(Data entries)
☆ ☆ ☆ ☆ ☆
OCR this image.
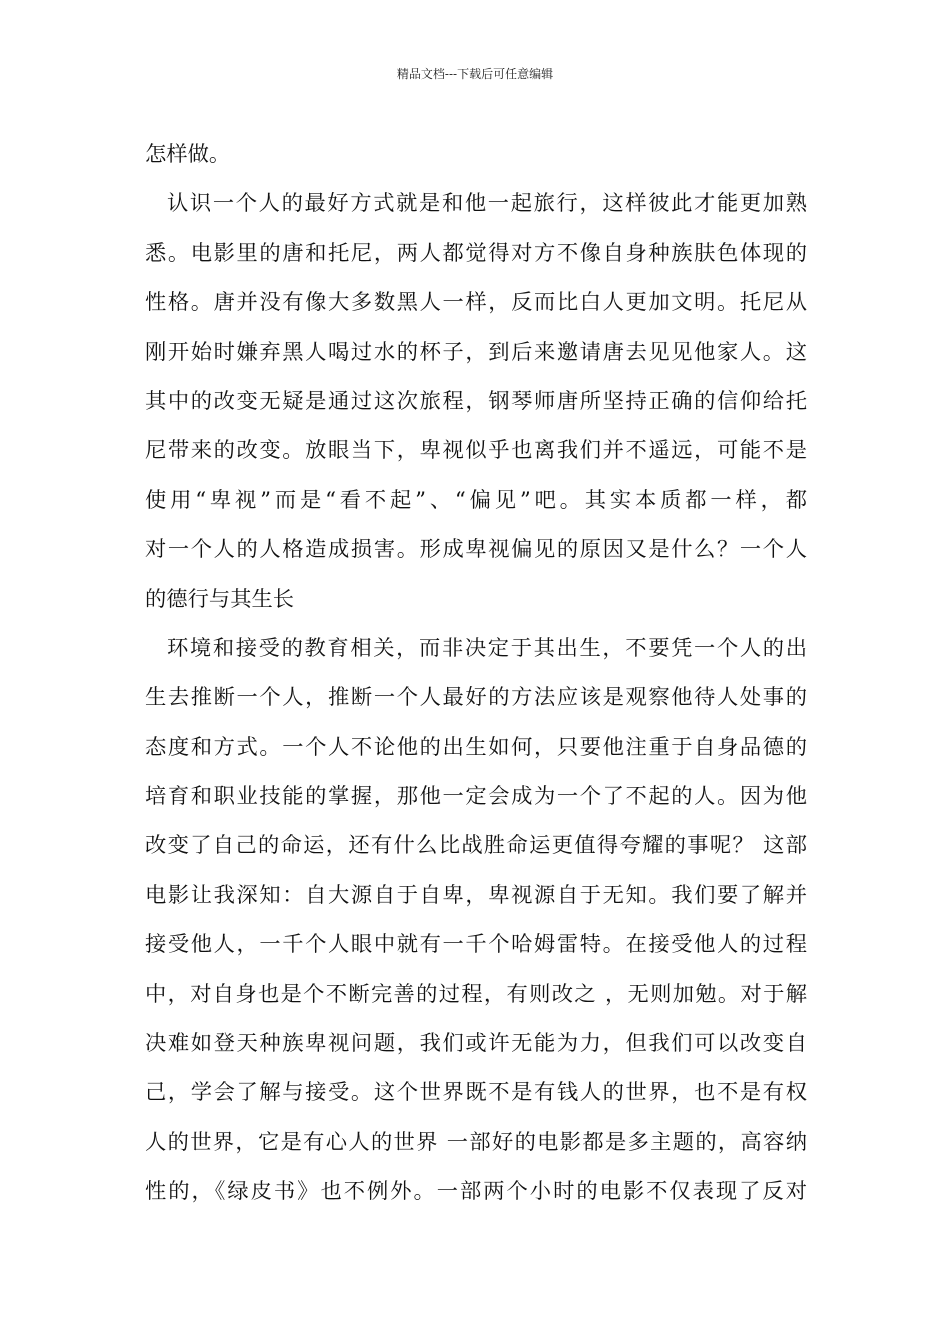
精品文档---下载后可任意编辑
怎样做。
认识一个人的最好方式就是和他一起旅行，这样彼此才能更加熟
悉。电影里的唐和托尼，两人都觉得对方不像自身种族肤色体现的
性格。唐并没有像大多数黑人一样，反而比白人更加文明。托尼从
刚开始时嫌弃黑人喝过水的杯子，到后来邀请唐去见见他家人。这
其中的改变无疑是通过这次旅程，钢琴师唐所坚持正确的信仰给托
尼带来的改变。放眼当下，卑视似乎也离我们并不遥远，可能不是
使用“卑视”而是“看不起”、“偏见”吧。其实本质都一样，都
对一个人的人格造成损害。形成卑视偏见的原因又是什么？一个人
的德行与其生长
环境和接受的教育相关，而非决定于其出生，不要凭一个人的出
生去推断一个人，推断一个人最好的方法应该是观察他待人处事的
态度和方式。一个人不论他的出生如何，只要他注重于自身品德的
培育和职业技能的掌握，那他一定会成为一个了不起的人。因为他
改变了自己的命运，还有什么比战胜命运更值得夸耀的事呢？ 这部
电影让我深知：自大源自于自卑，卑视源自于无知。我们要了解并
接受他人，一千个人眼中就有一千个哈姆雷特。在接受他人的过程
中，对自身也是个不断完善的过程，有则改之 ，无则加勉。对于解
决难如登天种族卑视问题，我们或许无能为力，但我们可以改变自
己，学会了解与接受。这个世界既不是有钱人的世界，也不是有权
人的世界，它是有心人的世界 一部好的电影都是多主题的，高容纳
性的，《绿皮书》也不例外。一部两个小时的电影不仅表现了反对
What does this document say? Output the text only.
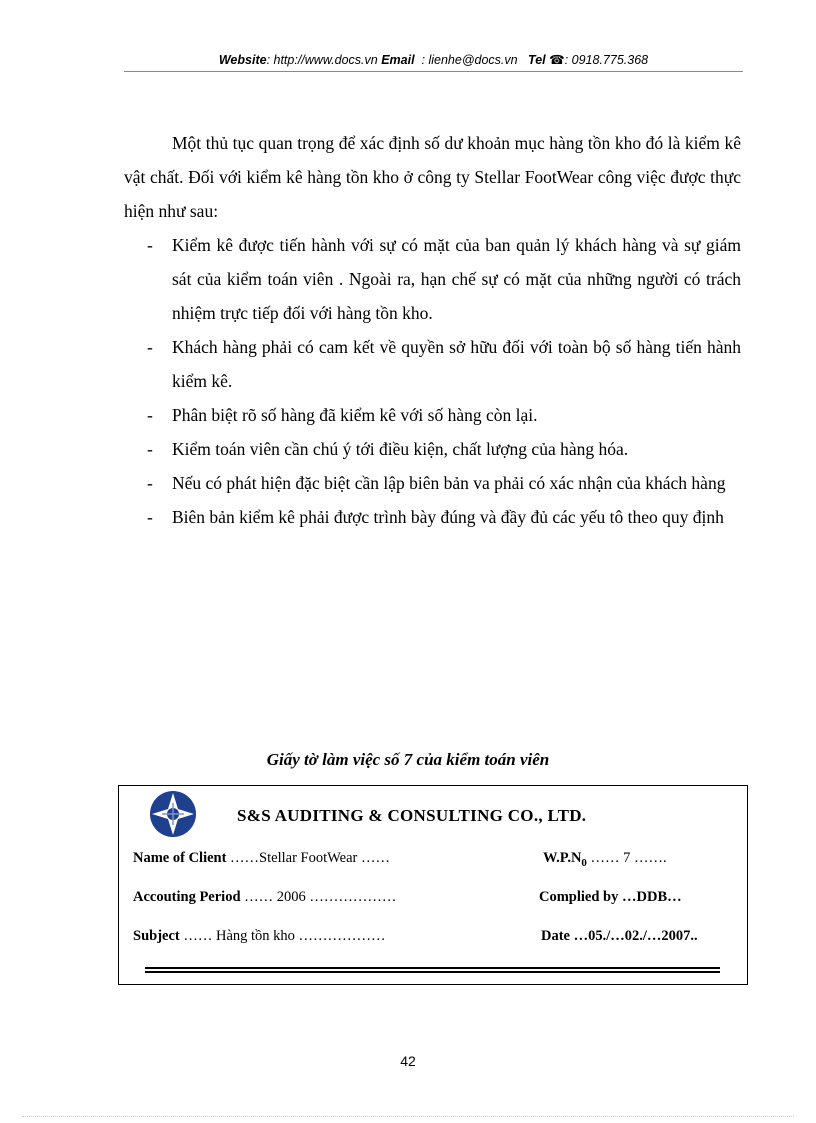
Website: http://www.docs.vn Email : lienhe@docs.vn Tel ☎: 0918.775.368

Một thủ tục quan trọng để xác định số dư khoản mục hàng tồn kho đó là kiểm kê vật chất. Đối với kiểm kê hàng tồn kho ở công ty Stellar FootWear công việc được thực hiện như sau:

- Kiểm kê được tiến hành với sự có mặt của ban quản lý khách hàng và sự giám sát của kiểm toán viên . Ngoài ra, hạn chế sự có mặt của những người có trách nhiệm trực tiếp đối với hàng tồn kho.
- Khách hàng phải có cam kết về quyền sở hữu đối với toàn bộ số hàng tiến hành kiểm kê.
- Phân biệt rõ số hàng đã kiểm kê với số hàng còn lại.
- Kiểm toán viên cần chú ý tới điều kiện, chất lượng của hàng hóa.
- Nếu có phát hiện đặc biệt cần lập biên bản va phải có xác nhận của khách hàng
- Biên bản kiểm kê phải được trình bày đúng và đầy đủ các yếu tô theo quy định
Giấy tờ làm việc số 7 của kiểm toán viên
S&S AUDITING & CONSULTING CO., LTD.
Name of Client ……Stellar FootWear ……	$W.P.N_0$ …… 7 …….
Accouting Period …… 2006 ………………	Complied by …DDB…
Subject …… Hàng tồn kho ………………	Date …05./…02./…2007..
42
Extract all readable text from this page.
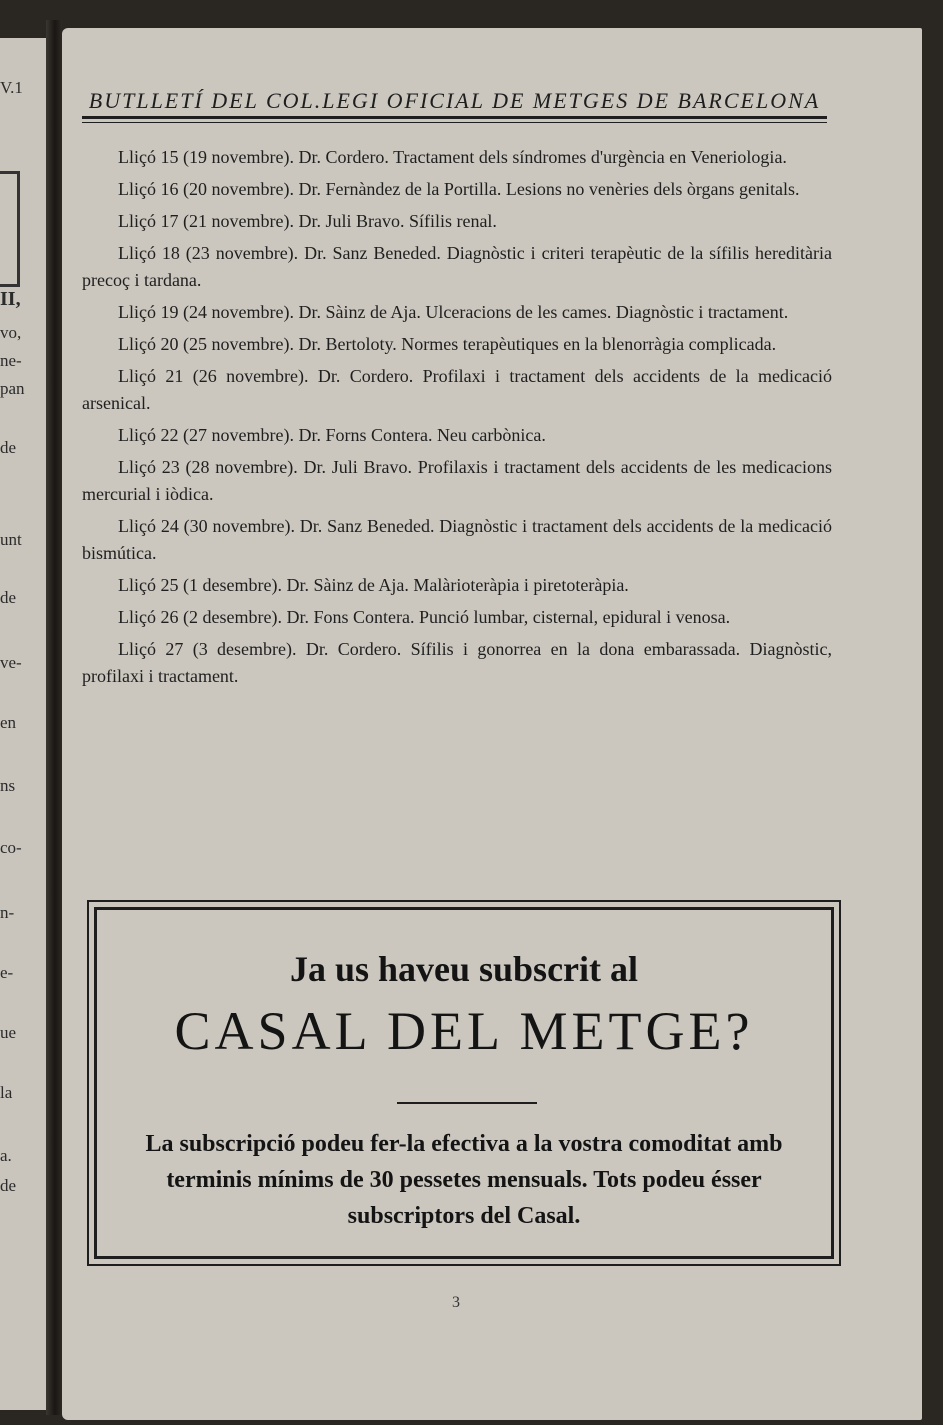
V.1
II,
vo,
ne-
pan
de
unt
de
ve-
en
ns
co-
n-
e-
ue
la
a.
de
BUTLLETÍ DEL COL.LEGI OFICIAL DE METGES DE BARCELONA

Lliçó 15 (19 novembre). Dr. Cordero. Tractament dels síndromes d'urgència en Veneriologia.

Lliçó 16 (20 novembre). Dr. Fernàndez de la Portilla. Lesions no venèries dels òrgans genitals.

Lliçó 17 (21 novembre). Dr. Juli Bravo. Sífilis renal.

Lliçó 18 (23 novembre). Dr. Sanz Beneded. Diagnòstic i criteri terapèutic de la sífilis hereditària precoç i tardana.

Lliçó 19 (24 novembre). Dr. Sàinz de Aja. Ulceracions de les cames. Diagnòstic i tractament.

Lliçó 20 (25 novembre). Dr. Bertoloty. Normes terapèutiques en la blenorràgia complicada.

Lliçó 21 (26 novembre). Dr. Cordero. Profilaxi i tractament dels accidents de la medicació arsenical.

Lliçó 22 (27 novembre). Dr. Forns Contera. Neu carbònica.

Lliçó 23 (28 novembre). Dr. Juli Bravo. Profilaxis i tractament dels accidents de les medicacions mercurial i iòdica.

Lliçó 24 (30 novembre). Dr. Sanz Beneded. Diagnòstic i tractament dels accidents de la medicació bismútica.

Lliçó 25 (1 desembre). Dr. Sàinz de Aja. Malàrioteràpia i piretoteràpia.

Lliçó 26 (2 desembre). Dr. Fons Contera. Punció lumbar, cisternal, epidural i venosa.

Lliçó 27 (3 desembre). Dr. Cordero. Sífilis i gonorrea en la dona embarassada. Diagnòstic, profilaxi i tractament.

Ja us haveu subscrit al
CASAL DEL METGE?
La subscripció podeu fer-la efectiva a la vostra comoditat amb terminis mínims de 30 pessetes mensuals. Tots podeu ésser subscriptors del Casal.
3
☆ ☆ ☆ ☆ ☆
WORK REQUIRED
Copy the material above in full and exactly, skipping pictures.

RESPONSE TO THE EXERCISE
OCR this image.
精品文档---下载后可任意编辑
怎样做。
认识一个人的最好方式就是和他一起旅行，这样彼此才能更加熟
悉。电影里的唐和托尼，两人都觉得对方不像自身种族肤色体现的
性格。唐并没有像大多数黑人一样，反而比白人更加文明。托尼从
刚开始时嫌弃黑人喝过水的杯子，到后来邀请唐去见见他家人。这
其中的改变无疑是通过这次旅程，钢琴师唐所坚持正确的信仰给托
尼带来的改变。放眼当下，卑视似乎也离我们并不遥远，可能不是
使用“卑视”而是“看不起”、“偏见”吧。其实本质都一样，都
对一个人的人格造成损害。形成卑视偏见的原因又是什么？一个人
的德行与其生长
环境和接受的教育相关，而非决定于其出生，不要凭一个人的出
生去推断一个人，推断一个人最好的方法应该是观察他待人处事的
态度和方式。一个人不论他的出生如何，只要他注重于自身品德的
培育和职业技能的掌握，那他一定会成为一个了不起的人。因为他
改变了自己的命运，还有什么比战胜命运更值得夸耀的事呢？ 这部
电影让我深知：自大源自于自卑，卑视源自于无知。我们要了解并
接受他人，一千个人眼中就有一千个哈姆雷特。在接受他人的过程
中，对自身也是个不断完善的过程，有则改之 ，无则加勉。对于解
决难如登天种族卑视问题，我们或许无能为力，但我们可以改变自
己，学会了解与接受。这个世界既不是有钱人的世界，也不是有权
人的世界，它是有心人的世界 一部好的电影都是多主题的，高容纳
性的，《绿皮书》也不例外。一部两个小时的电影不仅表现了反对
What does this document say? Output the text only.
Website: http://www.docs.vn Email : lienhe@docs.vn Tel ☎: 0918.775.368

Một thủ tục quan trọng để xác định số dư khoản mục hàng tồn kho đó là kiểm kê vật chất. Đối với kiểm kê hàng tồn kho ở công ty Stellar FootWear công việc được thực hiện như sau:

- Kiểm kê được tiến hành với sự có mặt của ban quản lý khách hàng và sự giám sát của kiểm toán viên . Ngoài ra, hạn chế sự có mặt của những người có trách nhiệm trực tiếp đối với hàng tồn kho.
- Khách hàng phải có cam kết về quyền sở hữu đối với toàn bộ số hàng tiến hành kiểm kê.
- Phân biệt rõ số hàng đã kiểm kê với số hàng còn lại.
- Kiểm toán viên cần chú ý tới điều kiện, chất lượng của hàng hóa.
- Nếu có phát hiện đặc biệt cần lập biên bản va phải có xác nhận của khách hàng
- Biên bản kiểm kê phải được trình bày đúng và đầy đủ các yếu tô theo quy định
Giấy tờ làm việc số 7 của kiểm toán viên
S&S AUDITING & CONSULTING CO., LTD.
Name of Client ……Stellar FootWear ……	$W.P.N_0$ …… 7 …….
Accouting Period …… 2006 ………………	Complied by …DDB…
Subject …… Hàng tồn kho ………………	Date …05./…02./…2007..
42
Extract all readable text from this page.
V.1
II,
vo,
ne-
pan
de
unt
de
ve-
en
ns
co-
n-
e-
ue
la
a.
de
BUTLLETÍ DEL COL.LEGI OFICIAL DE METGES DE BARCELONA

Lliçó 15 (19 novembre). Dr. Cordero. Tractament dels síndromes d'urgència en Veneriologia.

Lliçó 16 (20 novembre). Dr. Fernàndez de la Portilla. Lesions no venèries dels òrgans genitals.

Lliçó 17 (21 novembre). Dr. Juli Bravo. Sífilis renal.

Lliçó 18 (23 novembre). Dr. Sanz Beneded. Diagnòstic i criteri terapèutic de la sífilis hereditària precoç i tardana.

Lliçó 19 (24 novembre). Dr. Sàinz de Aja. Ulceracions de les cames. Diagnòstic i tractament.

Lliçó 20 (25 novembre). Dr. Bertoloty. Normes terapèutiques en la blenorràgia complicada.

Lliçó 21 (26 novembre). Dr. Cordero. Profilaxi i tractament dels accidents de la medicació arsenical.

Lliçó 22 (27 novembre). Dr. Forns Contera. Neu carbònica.

Lliçó 23 (28 novembre). Dr. Juli Bravo. Profilaxis i tractament dels accidents de les medicacions mercurial i iòdica.

Lliçó 24 (30 novembre). Dr. Sanz Beneded. Diagnòstic i tractament dels accidents de la medicació bismútica.

Lliçó 25 (1 desembre). Dr. Sàinz de Aja. Malàrioteràpia i piretoteràpia.

Lliçó 26 (2 desembre). Dr. Fons Contera. Punció lumbar, cisternal, epidural i venosa.

Lliçó 27 (3 desembre). Dr. Cordero. Sífilis i gonorrea en la dona embarassada. Diagnòstic, profilaxi i tractament.

Ja us haveu subscrit al
CASAL DEL METGE?
La subscripció podeu fer-la efectiva a la vostra comoditat amb terminis mínims de 30 pessetes mensuals. Tots podeu ésser subscriptors del Casal.
3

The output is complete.